Your goal -> Reproduce the listing that follows with no differences at all.

Information supplied ->
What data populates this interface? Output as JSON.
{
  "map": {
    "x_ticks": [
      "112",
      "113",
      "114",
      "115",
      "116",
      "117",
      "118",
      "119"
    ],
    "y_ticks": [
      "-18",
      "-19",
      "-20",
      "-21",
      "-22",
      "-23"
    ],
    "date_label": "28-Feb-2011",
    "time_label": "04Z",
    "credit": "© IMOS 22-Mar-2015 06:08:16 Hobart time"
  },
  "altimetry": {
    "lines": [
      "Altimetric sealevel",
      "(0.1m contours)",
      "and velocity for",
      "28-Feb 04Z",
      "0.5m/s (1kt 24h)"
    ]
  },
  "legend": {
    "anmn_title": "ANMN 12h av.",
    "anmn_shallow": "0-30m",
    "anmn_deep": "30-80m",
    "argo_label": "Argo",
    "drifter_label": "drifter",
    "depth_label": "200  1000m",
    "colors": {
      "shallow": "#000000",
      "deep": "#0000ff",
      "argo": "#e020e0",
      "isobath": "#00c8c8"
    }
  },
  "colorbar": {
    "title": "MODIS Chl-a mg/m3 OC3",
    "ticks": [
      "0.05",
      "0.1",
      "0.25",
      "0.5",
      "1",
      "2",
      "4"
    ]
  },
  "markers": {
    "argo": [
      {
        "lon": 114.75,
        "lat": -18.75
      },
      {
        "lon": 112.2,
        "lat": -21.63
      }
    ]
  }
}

Full output ->
What data populates this interface? Output as JSON.
{
  "map": {
    "x_ticks": [
      "112",
      "113",
      "114",
      "115",
      "116",
      "117",
      "118",
      "119"
    ],
    "y_ticks": [
      "-18",
      "-19",
      "-20",
      "-21",
      "-22",
      "-23"
    ],
    "date_label": "28-Feb-2011",
    "time_label": "04Z",
    "credit": "© IMOS 22-Mar-2015 06:08:16 Hobart time"
  },
  "altimetry": {
    "lines": [
      "Altimetric sealevel",
      "(0.1m contours)",
      "and velocity for",
      "28-Feb 04Z",
      "0.5m/s (1kt 24h)"
    ]
  },
  "legend": {
    "anmn_title": "ANMN 12h av.",
    "anmn_shallow": "0-30m",
    "anmn_deep": "30-80m",
    "argo_label": "Argo",
    "drifter_label": "drifter",
    "depth_label": "200  1000m",
    "colors": {
      "shallow": "#000000",
      "deep": "#0000ff",
      "argo": "#e020e0",
      "isobath": "#00c8c8"
    }
  },
  "colorbar": {
    "title": "MODIS Chl-a mg/m3 OC3",
    "ticks": [
      "0.05",
      "0.1",
      "0.25",
      "0.5",
      "1",
      "2",
      "4"
    ]
  },
  "markers": {
    "argo": [
      {
        "lon": 114.75,
        "lat": -18.75
      },
      {
        "lon": 112.2,
        "lat": -21.63
      }
    ]
  }
}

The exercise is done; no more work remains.